- [TO DO] Gather all lines containing the string "merit" and copy them out.

(Dataset entries)
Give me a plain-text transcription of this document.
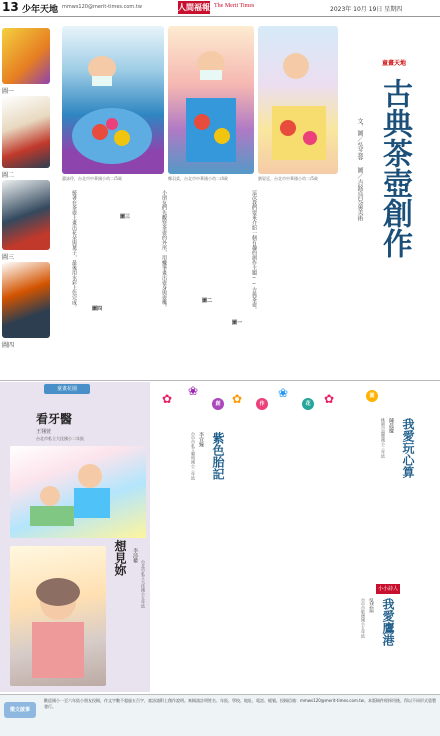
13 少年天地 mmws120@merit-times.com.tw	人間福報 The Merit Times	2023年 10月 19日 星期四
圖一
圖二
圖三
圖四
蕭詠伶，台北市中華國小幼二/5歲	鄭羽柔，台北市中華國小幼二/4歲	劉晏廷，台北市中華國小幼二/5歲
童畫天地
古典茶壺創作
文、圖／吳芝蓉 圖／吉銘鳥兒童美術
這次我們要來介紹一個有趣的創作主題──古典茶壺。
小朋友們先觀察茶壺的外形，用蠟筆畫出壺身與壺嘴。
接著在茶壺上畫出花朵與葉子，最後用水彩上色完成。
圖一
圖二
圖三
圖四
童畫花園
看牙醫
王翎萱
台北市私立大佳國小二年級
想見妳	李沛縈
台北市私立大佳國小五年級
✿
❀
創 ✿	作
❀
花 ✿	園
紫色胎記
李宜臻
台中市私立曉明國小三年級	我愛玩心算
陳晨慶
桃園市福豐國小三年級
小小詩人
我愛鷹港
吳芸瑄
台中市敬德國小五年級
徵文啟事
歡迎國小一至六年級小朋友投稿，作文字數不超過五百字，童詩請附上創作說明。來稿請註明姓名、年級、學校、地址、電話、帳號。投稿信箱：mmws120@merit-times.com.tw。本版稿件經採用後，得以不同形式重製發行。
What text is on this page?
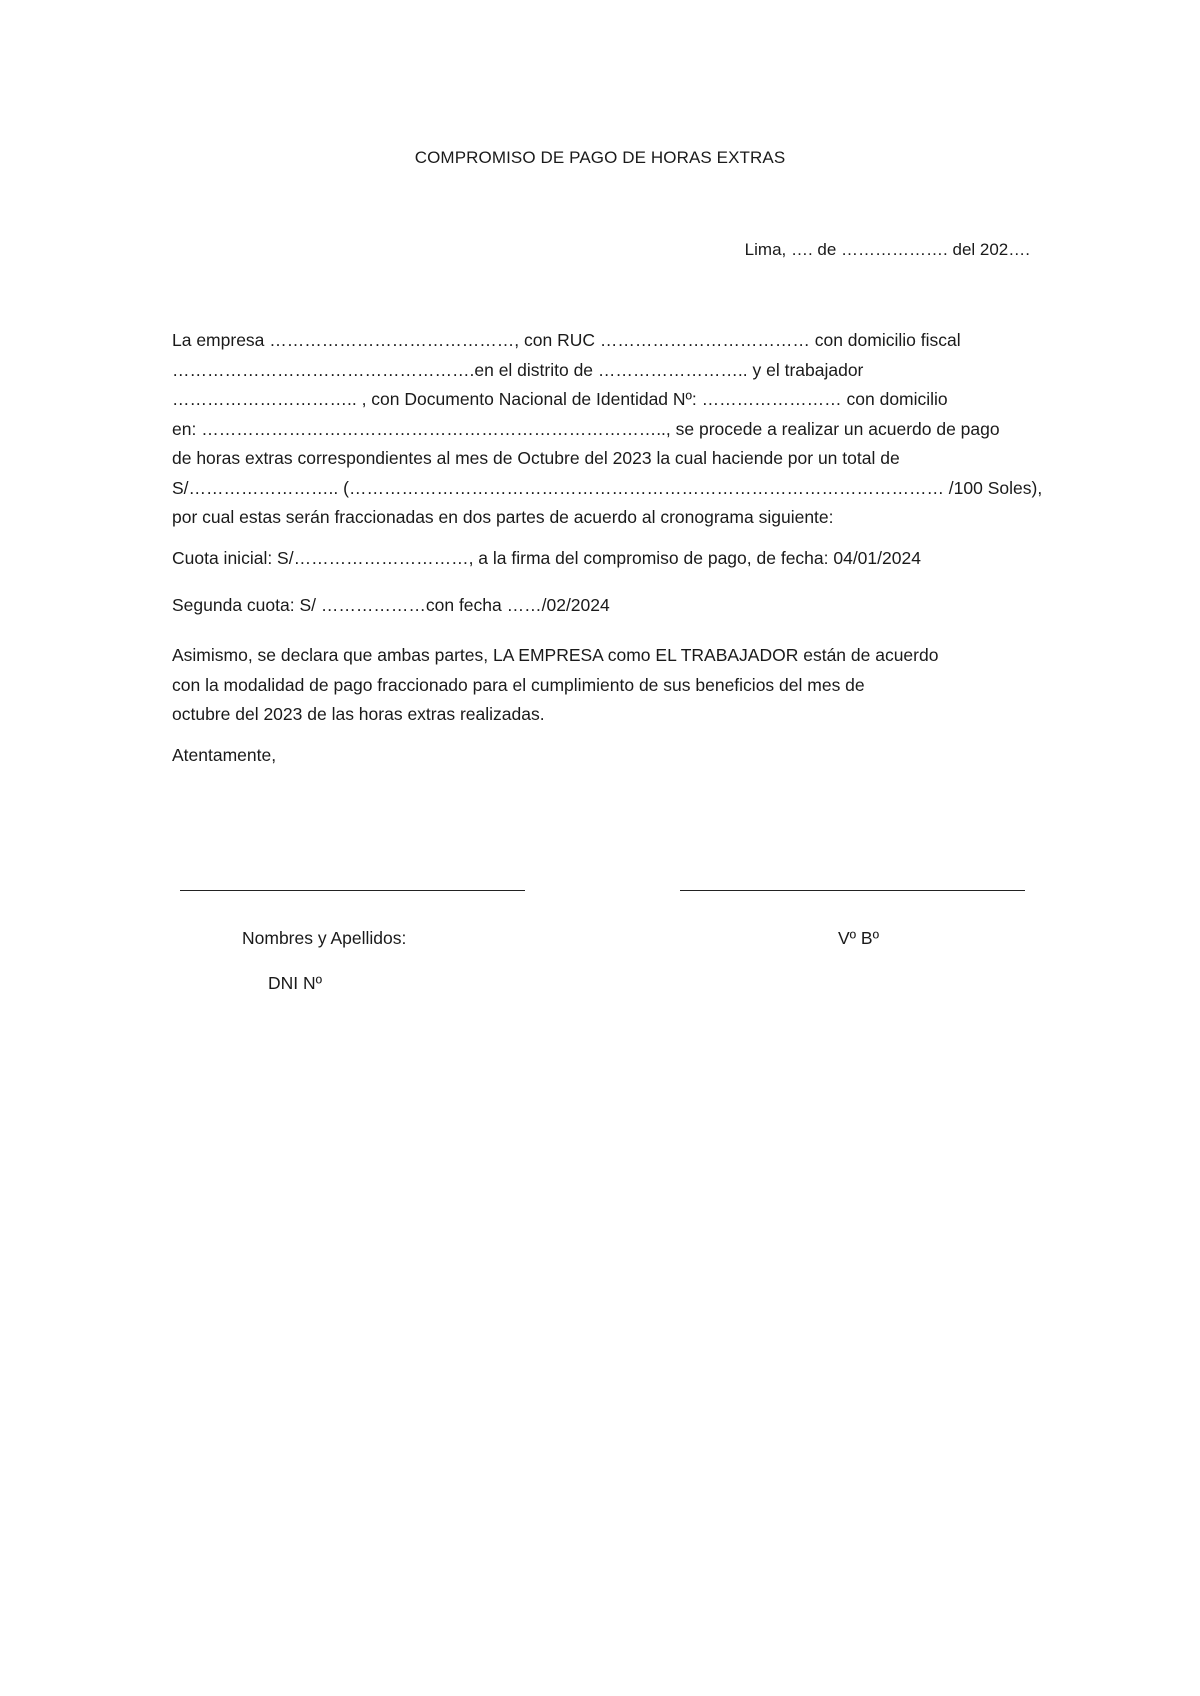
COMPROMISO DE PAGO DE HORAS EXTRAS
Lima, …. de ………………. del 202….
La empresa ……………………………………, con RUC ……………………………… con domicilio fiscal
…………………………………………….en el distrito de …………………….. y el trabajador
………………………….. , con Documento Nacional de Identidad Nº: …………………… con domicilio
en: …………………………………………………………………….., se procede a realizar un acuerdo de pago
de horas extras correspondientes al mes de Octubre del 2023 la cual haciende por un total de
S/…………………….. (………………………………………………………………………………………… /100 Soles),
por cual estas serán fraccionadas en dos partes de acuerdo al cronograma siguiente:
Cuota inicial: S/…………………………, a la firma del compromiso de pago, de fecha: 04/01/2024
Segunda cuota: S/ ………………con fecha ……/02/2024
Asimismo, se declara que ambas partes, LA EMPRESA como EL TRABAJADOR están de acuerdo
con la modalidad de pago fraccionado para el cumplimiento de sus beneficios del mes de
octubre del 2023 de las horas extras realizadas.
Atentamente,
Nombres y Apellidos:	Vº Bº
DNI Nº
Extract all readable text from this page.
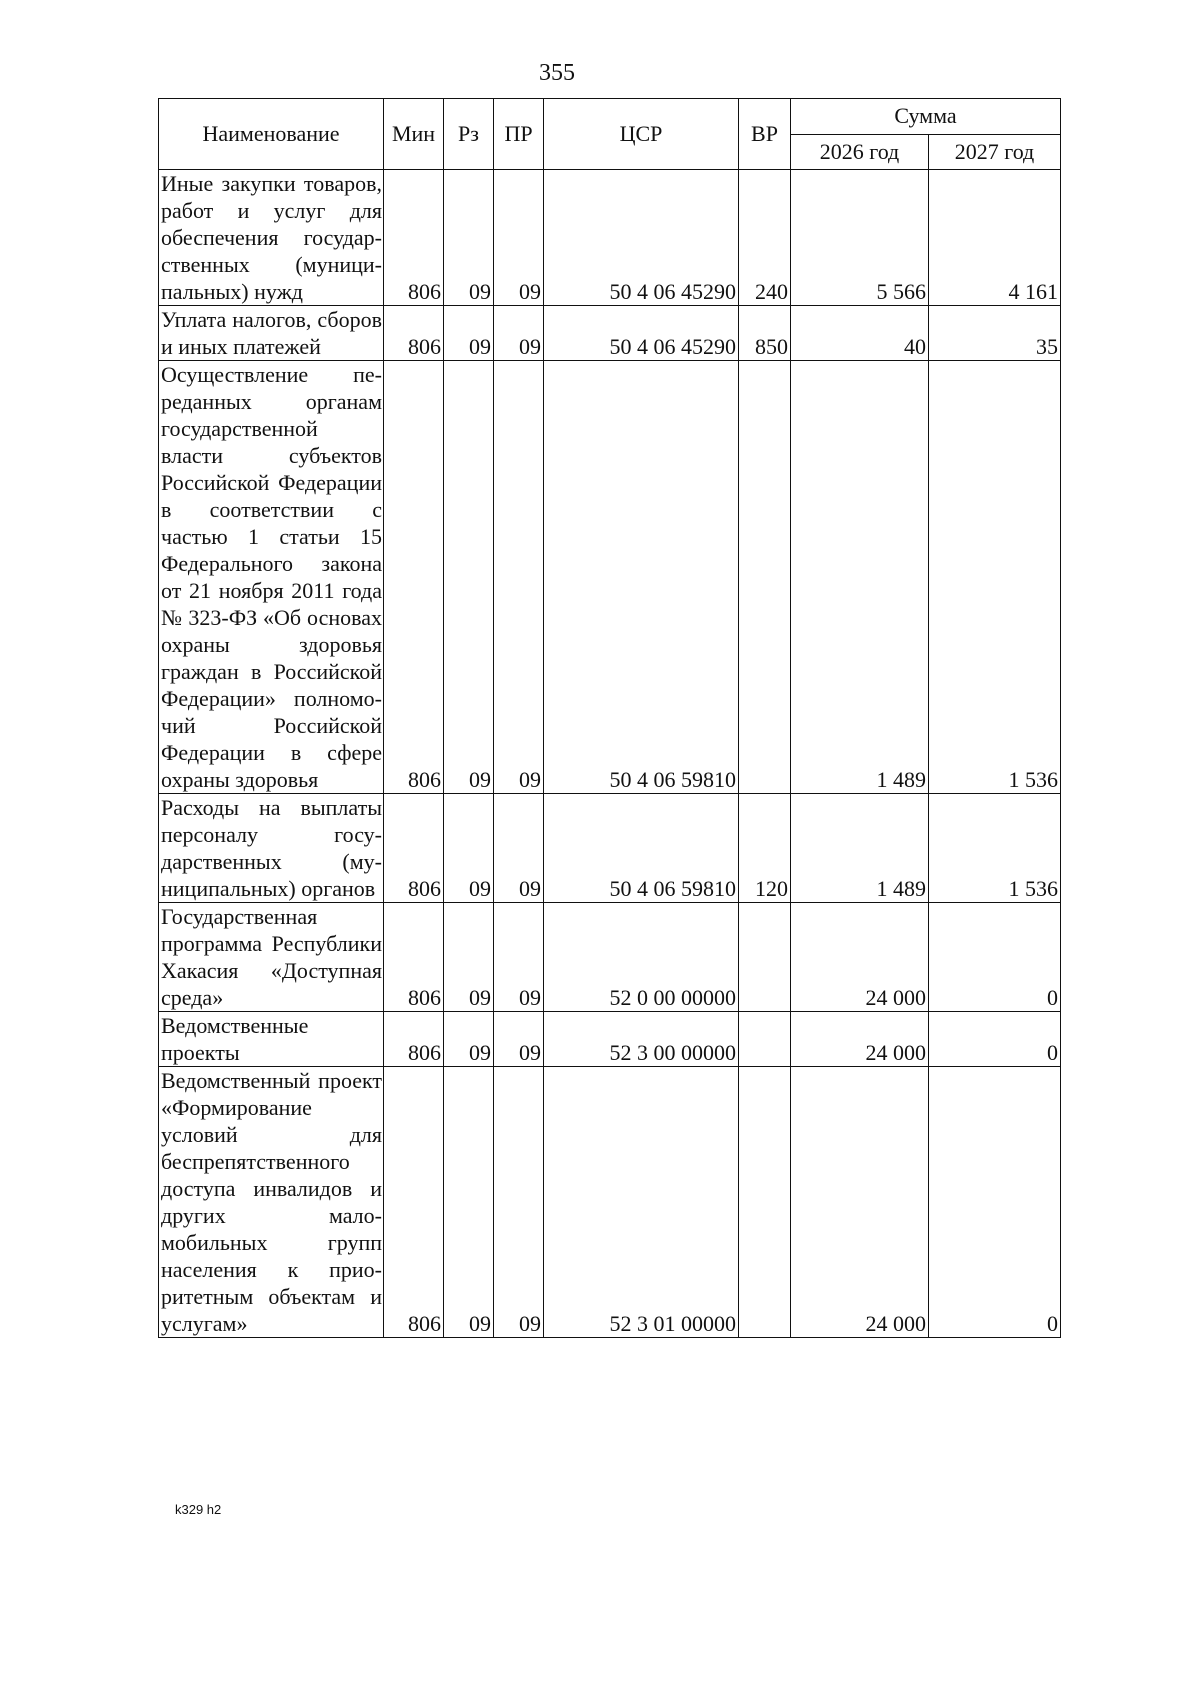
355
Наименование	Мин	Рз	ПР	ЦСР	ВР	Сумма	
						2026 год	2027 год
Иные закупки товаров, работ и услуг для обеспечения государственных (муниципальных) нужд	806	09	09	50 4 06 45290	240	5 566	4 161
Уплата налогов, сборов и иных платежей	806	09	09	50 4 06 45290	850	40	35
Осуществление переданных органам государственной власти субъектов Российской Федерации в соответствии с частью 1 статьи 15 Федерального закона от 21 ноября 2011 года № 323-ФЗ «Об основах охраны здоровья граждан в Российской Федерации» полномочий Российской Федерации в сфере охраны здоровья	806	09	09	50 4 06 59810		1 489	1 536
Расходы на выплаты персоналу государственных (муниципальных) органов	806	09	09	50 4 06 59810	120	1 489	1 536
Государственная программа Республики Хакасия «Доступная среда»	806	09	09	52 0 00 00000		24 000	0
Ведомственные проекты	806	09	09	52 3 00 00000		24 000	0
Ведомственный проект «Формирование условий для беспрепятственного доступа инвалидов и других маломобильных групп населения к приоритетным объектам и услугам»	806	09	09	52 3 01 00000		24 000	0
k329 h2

- [ANSWER TO THE EXERCISE]
13 少年天地 mmws120@merit-times.com.tw	人間福報 The Merit Times	2023年 10月 19日 星期四
歡迎國小一至六年級小朋友投稿，作文字數不超過五百字，童詩請附上創作說明。來稿請註明姓名、年級、學校、地址、電話、帳號。投稿信箱：mmws120@merit-times.com.tw。本版稿件經採用後，得以不同形式重製發行。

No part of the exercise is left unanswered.